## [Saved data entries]
-------
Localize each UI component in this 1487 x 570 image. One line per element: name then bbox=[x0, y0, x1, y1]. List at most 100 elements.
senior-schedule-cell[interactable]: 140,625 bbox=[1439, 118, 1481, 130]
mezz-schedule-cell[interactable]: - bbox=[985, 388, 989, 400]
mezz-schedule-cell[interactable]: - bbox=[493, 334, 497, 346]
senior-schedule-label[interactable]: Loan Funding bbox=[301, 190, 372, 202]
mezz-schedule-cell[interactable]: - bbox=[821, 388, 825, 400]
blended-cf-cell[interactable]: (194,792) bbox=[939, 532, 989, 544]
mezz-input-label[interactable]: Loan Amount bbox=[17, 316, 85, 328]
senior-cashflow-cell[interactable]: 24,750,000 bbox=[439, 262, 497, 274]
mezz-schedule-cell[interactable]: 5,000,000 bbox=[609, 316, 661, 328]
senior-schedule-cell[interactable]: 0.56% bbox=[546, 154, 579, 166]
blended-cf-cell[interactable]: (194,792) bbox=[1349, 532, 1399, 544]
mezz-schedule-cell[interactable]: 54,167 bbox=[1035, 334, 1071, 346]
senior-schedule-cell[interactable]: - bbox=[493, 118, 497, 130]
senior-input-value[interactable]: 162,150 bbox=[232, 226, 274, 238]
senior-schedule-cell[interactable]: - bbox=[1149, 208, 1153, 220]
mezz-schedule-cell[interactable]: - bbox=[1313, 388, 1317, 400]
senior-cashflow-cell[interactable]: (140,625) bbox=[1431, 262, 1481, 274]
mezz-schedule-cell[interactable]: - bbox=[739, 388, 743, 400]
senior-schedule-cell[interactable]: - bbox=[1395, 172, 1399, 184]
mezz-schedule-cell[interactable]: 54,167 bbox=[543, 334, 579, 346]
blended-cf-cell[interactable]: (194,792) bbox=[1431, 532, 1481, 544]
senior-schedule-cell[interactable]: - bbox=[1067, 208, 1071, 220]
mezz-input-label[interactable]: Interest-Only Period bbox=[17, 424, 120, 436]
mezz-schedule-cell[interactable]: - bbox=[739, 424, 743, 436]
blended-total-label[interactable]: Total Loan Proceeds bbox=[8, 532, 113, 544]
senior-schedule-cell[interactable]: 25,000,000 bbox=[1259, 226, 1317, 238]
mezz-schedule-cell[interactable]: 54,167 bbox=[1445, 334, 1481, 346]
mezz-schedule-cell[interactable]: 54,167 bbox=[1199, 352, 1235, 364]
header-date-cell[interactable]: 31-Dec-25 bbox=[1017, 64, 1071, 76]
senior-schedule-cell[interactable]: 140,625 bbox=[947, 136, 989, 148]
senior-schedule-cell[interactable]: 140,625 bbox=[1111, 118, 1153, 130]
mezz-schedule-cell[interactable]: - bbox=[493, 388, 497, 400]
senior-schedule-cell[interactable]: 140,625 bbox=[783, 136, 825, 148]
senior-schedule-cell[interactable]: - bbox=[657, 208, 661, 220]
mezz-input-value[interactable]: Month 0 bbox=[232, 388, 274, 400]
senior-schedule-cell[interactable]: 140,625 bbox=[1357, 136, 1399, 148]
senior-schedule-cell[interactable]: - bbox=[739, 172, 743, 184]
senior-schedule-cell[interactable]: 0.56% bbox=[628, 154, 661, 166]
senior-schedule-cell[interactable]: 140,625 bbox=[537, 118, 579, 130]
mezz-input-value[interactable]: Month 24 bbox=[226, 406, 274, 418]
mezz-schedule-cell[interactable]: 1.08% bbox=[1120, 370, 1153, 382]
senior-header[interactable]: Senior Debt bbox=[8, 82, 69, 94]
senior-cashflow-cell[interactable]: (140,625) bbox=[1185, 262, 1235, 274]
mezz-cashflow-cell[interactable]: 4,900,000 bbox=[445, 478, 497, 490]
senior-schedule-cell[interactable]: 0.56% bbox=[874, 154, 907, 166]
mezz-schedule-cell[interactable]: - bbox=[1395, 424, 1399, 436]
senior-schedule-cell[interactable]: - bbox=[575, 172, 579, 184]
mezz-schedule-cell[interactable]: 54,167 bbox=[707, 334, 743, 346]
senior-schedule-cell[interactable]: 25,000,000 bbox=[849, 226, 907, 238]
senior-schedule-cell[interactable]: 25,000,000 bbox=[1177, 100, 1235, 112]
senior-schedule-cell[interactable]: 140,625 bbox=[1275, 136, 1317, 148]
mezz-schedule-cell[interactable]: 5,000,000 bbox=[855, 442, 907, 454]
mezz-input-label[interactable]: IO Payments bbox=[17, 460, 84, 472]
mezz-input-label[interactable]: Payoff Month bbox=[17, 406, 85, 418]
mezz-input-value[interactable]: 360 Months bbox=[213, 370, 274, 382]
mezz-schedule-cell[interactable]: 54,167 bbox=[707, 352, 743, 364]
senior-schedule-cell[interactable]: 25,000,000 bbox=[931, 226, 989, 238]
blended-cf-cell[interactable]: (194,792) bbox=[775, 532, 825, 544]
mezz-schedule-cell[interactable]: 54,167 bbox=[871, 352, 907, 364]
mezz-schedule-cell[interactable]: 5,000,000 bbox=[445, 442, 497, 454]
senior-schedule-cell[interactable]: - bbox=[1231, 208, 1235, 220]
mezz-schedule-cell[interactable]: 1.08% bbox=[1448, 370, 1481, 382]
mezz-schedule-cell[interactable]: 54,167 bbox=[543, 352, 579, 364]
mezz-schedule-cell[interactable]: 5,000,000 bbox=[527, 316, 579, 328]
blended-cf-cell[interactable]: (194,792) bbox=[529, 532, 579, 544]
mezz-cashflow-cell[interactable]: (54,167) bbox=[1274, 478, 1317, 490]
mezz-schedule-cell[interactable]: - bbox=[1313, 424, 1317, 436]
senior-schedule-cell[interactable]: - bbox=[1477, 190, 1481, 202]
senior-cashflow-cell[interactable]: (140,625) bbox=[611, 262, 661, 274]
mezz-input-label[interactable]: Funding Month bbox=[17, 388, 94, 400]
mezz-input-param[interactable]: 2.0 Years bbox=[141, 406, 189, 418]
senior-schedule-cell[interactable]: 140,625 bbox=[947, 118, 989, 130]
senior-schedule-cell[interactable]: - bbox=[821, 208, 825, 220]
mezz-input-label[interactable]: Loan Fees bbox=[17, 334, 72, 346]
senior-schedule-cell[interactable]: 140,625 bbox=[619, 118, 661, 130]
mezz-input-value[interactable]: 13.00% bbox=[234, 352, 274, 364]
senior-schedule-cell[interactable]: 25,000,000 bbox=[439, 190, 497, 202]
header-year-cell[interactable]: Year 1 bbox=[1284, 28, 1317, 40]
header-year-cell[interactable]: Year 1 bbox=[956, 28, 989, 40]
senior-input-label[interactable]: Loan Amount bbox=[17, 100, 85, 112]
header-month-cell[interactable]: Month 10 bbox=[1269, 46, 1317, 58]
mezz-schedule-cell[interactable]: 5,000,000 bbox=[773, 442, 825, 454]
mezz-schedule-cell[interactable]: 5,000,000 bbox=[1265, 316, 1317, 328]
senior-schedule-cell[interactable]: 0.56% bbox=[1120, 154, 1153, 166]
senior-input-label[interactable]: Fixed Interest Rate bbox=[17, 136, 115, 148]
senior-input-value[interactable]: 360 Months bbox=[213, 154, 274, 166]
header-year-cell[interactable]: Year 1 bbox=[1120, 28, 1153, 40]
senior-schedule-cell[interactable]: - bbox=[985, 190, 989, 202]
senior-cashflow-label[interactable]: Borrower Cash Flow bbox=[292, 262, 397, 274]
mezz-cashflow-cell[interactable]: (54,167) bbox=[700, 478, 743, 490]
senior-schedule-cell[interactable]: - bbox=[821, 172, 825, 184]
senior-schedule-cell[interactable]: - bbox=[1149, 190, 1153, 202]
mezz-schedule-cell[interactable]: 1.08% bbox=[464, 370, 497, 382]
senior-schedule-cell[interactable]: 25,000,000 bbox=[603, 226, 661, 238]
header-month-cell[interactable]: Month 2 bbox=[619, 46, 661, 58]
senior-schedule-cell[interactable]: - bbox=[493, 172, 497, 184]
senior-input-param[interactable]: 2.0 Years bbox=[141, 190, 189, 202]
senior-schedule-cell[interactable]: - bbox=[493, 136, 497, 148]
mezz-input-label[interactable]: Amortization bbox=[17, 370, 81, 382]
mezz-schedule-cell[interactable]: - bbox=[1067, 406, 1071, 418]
-------
## [GIVEN REQUEST]
Please reproduce the material word for word, starting at its first line and stopping after the line that contains "senior-schedule-label[interactable]: Loan Funding".

## [RESPONSE TO THIS EXERCISE]
Localize each UI component in this 1487 x 570 image. One line per element: name then bbox=[x0, y0, x1, y1]. List at most 100 elements.
senior-schedule-cell[interactable]: 140,625 bbox=[1439, 118, 1481, 130]
mezz-schedule-cell[interactable]: - bbox=[985, 388, 989, 400]
mezz-schedule-cell[interactable]: - bbox=[493, 334, 497, 346]
senior-schedule-label[interactable]: Loan Funding bbox=[301, 190, 372, 202]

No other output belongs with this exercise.